Quelle:
☆ ☆ ☆ ☆

Die Woche

In der vergangenen Woche ist nicht so viel passiert in Sachen Frauenfußball und Schweden. Ich war drei Tage in München und staunte darüber, dass sich rund neun Millionen Deutsche anschauen wollen, wie ein magersüchtiges Model einen gekochten Kamelpenis isst und große Zeitungen wie BILD (nicht erstaunlich) und SPIEGEL ONLINE (oft SPON genannt) ausführlichst damit beschäftigen, aber das wäre ein anderes Thema für einen anderen Blog.

Pia Sundhage hat hierzulande bald (naja, ich übertreibe) Zlatan Ibrahimovic in Sachen Popularität eingeholt. Zumindest hamstert die bald 53-Jährige einen Preis nach dem anderen ein. Im Januar holte sie sich den Titel beste Frauenfußballtrainerin der Welt der FIFA, Trainerin des Jahres auf der Sportler-des-Jahres-Gala in Schweden und Trainer des Jahres der Nachrichtenagentur TT, Einen Ehrendoktortitel gibt es auch noch in diesem Jahr und wie immer ist Sundhage bescheiden und teilt diesen akademischen Würdentitel „mit allen, die sich wie ich für den Frauenfußball einsetzen“.

☆ ☆ ☆ ☆

Vorliegende Datensätze:
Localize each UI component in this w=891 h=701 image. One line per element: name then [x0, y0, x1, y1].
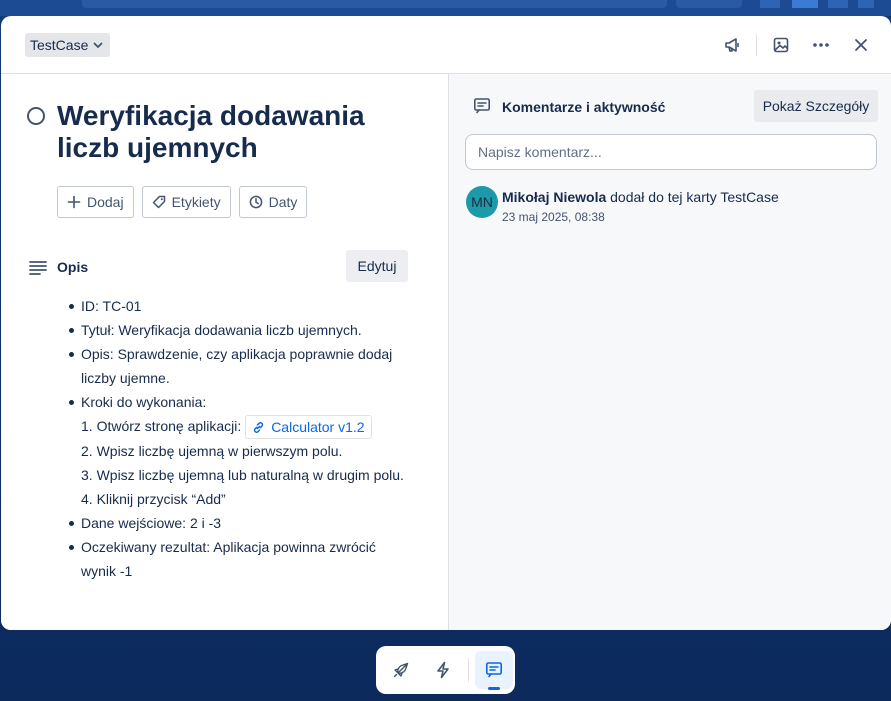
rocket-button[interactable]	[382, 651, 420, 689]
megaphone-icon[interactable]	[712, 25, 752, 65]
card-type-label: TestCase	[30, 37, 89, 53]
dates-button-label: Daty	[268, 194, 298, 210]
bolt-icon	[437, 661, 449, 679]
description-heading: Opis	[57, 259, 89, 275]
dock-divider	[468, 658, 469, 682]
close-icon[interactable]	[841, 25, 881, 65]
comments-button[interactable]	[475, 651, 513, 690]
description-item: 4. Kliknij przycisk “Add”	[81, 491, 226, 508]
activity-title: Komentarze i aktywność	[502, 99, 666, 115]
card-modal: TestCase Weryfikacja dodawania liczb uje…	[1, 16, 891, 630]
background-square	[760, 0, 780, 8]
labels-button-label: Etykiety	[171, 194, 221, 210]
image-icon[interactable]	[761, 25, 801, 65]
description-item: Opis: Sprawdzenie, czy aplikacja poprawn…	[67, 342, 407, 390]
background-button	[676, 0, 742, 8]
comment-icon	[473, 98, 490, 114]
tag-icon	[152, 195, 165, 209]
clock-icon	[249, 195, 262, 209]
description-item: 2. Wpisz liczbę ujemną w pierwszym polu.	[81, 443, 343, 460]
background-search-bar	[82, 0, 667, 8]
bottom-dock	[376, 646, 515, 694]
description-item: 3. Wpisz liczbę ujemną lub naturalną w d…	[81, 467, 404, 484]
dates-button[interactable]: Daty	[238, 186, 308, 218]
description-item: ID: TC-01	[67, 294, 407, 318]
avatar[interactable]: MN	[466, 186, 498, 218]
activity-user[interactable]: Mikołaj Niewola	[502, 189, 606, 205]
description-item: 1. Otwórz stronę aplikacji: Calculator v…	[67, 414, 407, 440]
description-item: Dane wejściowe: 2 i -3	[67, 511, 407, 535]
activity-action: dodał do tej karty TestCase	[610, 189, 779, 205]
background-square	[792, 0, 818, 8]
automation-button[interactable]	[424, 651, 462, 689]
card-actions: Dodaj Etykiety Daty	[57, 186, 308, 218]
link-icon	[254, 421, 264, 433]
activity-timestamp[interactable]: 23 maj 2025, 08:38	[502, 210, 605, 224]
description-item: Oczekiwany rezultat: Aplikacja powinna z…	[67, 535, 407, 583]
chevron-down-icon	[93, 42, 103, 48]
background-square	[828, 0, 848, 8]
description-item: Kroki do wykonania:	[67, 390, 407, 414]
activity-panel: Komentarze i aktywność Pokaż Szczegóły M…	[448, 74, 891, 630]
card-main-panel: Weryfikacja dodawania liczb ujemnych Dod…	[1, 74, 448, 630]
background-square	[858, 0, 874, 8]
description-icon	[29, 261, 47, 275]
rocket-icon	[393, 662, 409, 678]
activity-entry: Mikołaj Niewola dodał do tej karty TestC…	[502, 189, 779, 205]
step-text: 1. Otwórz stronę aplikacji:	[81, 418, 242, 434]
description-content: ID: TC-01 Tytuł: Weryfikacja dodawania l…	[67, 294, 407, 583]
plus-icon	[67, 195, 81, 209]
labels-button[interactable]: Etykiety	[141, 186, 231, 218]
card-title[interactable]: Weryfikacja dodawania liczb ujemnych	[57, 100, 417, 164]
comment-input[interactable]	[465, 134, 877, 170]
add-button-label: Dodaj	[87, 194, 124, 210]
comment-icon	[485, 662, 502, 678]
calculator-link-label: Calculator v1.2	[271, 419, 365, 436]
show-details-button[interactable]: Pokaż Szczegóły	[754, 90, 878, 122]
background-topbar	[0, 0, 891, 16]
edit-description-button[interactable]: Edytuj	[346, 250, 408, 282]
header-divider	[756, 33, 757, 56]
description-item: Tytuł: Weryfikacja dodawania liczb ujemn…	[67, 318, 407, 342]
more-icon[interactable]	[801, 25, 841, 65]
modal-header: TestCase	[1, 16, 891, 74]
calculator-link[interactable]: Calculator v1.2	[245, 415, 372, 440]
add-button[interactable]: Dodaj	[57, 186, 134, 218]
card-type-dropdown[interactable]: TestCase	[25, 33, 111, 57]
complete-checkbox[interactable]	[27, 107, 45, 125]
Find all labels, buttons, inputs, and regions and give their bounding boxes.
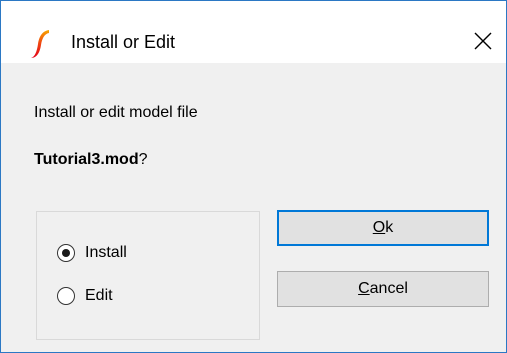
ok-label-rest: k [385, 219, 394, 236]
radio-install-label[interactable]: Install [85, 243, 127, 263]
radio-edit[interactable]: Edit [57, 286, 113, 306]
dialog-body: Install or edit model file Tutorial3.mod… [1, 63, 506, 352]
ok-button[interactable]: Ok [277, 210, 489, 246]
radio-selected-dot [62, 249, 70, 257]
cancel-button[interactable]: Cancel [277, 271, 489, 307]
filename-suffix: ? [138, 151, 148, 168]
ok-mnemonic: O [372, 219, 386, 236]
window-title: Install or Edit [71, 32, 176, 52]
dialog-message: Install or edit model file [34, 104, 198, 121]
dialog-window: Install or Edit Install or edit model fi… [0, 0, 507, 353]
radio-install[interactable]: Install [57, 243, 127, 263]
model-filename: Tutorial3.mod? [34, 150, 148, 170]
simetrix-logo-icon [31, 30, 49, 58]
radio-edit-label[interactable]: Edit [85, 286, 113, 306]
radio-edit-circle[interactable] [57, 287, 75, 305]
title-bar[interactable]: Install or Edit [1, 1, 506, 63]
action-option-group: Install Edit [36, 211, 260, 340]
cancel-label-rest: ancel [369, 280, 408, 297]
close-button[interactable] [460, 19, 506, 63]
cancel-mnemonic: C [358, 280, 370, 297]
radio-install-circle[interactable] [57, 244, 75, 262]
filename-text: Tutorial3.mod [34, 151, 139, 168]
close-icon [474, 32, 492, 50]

☆ ☆ ☆ ☆

Aufgaben:
A - Ersetze in den Datensätzen alles von der Zeile mit „651, 420, 689]“ bis hinunter zur Zeile mit „651, 513, 690]“ das Wort „interactable“ durch „clickable“. Gib nur diese Zeilen wieder und lass alles andere unverändert.
B - Führe den Text über Frauenfußball in Schweden nach seinem letzten Satz weiter.

Erwartete Antworten:
A -
rocket-button[clickable]	[382, 651, 420, 689]
megaphone-icon[clickable]	[712, 25, 752, 65]
card-type-label: TestCase	[30, 37, 89, 53]
dates-button-label: Daty	[268, 194, 298, 210]
bolt-icon	[437, 661, 449, 679]
description-heading: Opis	[57, 259, 89, 275]
dock-divider	[468, 658, 469, 682]
close-icon[clickable]	[841, 25, 881, 65]
comments-button[clickable]	[475, 651, 513, 690]

B -
Mallbacken, das kleine, aber sympathische Dörfchen, das 2013 wieder in der höchsten Spielklasse anwesend sein wird, dürfte seinen Namen ändern. Auf der Jagd nach Sponsoren hat man mit der Gemeinde Sunne, zu der Mallbacken gehört, Verhandlungen geführt. Sven Eriksson, Boss des Vereins, der 2012 die Söderettan gewann und sich dann im Ausscheidungsspiel gegen Sirius durchsetzte, teilte mit, dass der Name des Vereins wohl Mallbackens IF Sunne lauten werde, wenn die Damallsvenskan beginnt. Dafür lässt die Gemeinde dann eine nicht näher genannte Summe springen.

Der neue US-Trainer Tom Sermanni hätte gerne drei Spielerinnen aus der Damallsvenskan in seinem nächsten Trainingslager gehabt. Da Meghan Klingenberg (Tyresö FF) jedoch verletzt ist, wurden es nur zwei: Erwartungsgemäß Christen Press (ebenfalls Tyresö) und dazu überraschend (weil von Pia Sundhage ignoriert) Mittelfeldspielerin Yael Averbuch von Kopparberg/Göteborgs FC. Die beiden Spielerinnen werden Anfang Februar zum 29-köpfigen Kader Sermannis stoßen, der zwei Spiele gegen Schottland bestreiten soll.Für das erste Spiel am 9. Februar in Jacksonville (Florida) sind übrigens schon 10.000 Karten verkauft. Christen Press wird noch vorher am 2. Februar ihr Debüt für Tyresö gegen den norwegischen Spitzenclub Stabaek geben. Das wird dann mein erstes Spiel in dieser Saison.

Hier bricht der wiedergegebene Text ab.